> **Collected data entries**:
________________________

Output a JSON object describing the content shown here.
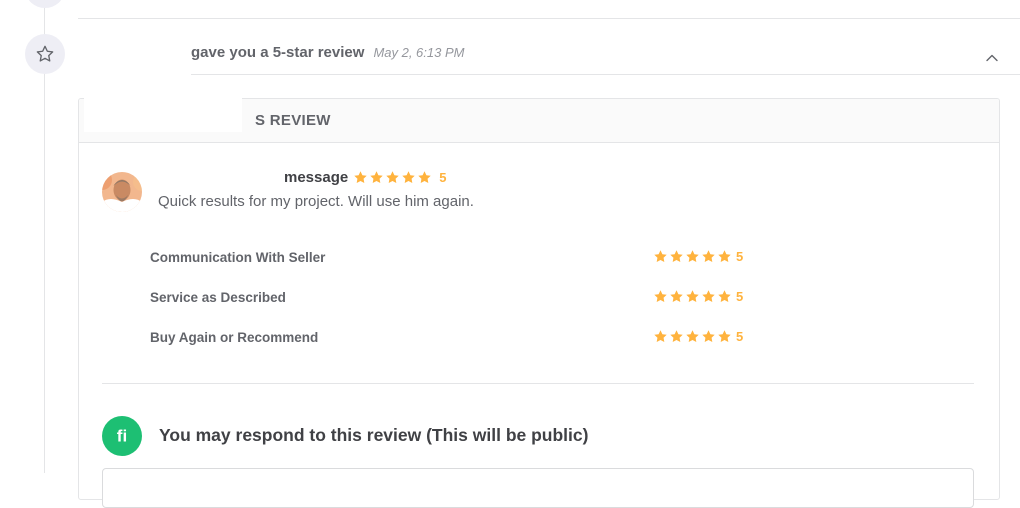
{
  "timeline": {
    "event_icon": "star-outline-icon",
    "event_text": "gave you a 5-star review",
    "event_time": "May 2, 6:13 PM",
    "collapse_icon": "chevron-up-icon"
  },
  "review_card": {
    "title": "S REVIEW",
    "reviewer_message": "message",
    "overall_rating": "5",
    "overall_rating_value": 5,
    "review_text": "Quick results for my project. Will use him again.",
    "criteria": [
      {
        "label": "Communication With Seller",
        "rating": "5",
        "rating_value": 5
      },
      {
        "label": "Service as Described",
        "rating": "5",
        "rating_value": 5
      },
      {
        "label": "Buy Again or Recommend",
        "rating": "5",
        "rating_value": 5
      }
    ]
  },
  "respond": {
    "logo_icon": "fiverr-logo-icon",
    "title": "You may respond to this review (This will be public)"
  },
  "colors": {
    "star": "#ffb33e",
    "brand_green": "#1dbf73",
    "text_dark": "#404145",
    "text_muted": "#62646a",
    "border": "#e4e5e7"
  }
}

________________________

> **WHAT YOU ARE ASKED TO DO**: Reproduce the material word for word. Any pictures should be left out of the copy.

> **THE RESULT**:
Output a JSON object describing the content shown here.
{
  "timeline": {
    "event_icon": "star-outline-icon",
    "event_text": "gave you a 5-star review",
    "event_time": "May 2, 6:13 PM",
    "collapse_icon": "chevron-up-icon"
  },
  "review_card": {
    "title": "S REVIEW",
    "reviewer_message": "message",
    "overall_rating": "5",
    "overall_rating_value": 5,
    "review_text": "Quick results for my project. Will use him again.",
    "criteria": [
      {
        "label": "Communication With Seller",
        "rating": "5",
        "rating_value": 5
      },
      {
        "label": "Service as Described",
        "rating": "5",
        "rating_value": 5
      },
      {
        "label": "Buy Again or Recommend",
        "rating": "5",
        "rating_value": 5
      }
    ]
  },
  "respond": {
    "logo_icon": "fiverr-logo-icon",
    "title": "You may respond to this review (This will be public)"
  },
  "colors": {
    "star": "#ffb33e",
    "brand_green": "#1dbf73",
    "text_dark": "#404145",
    "text_muted": "#62646a",
    "border": "#e4e5e7"
  }
}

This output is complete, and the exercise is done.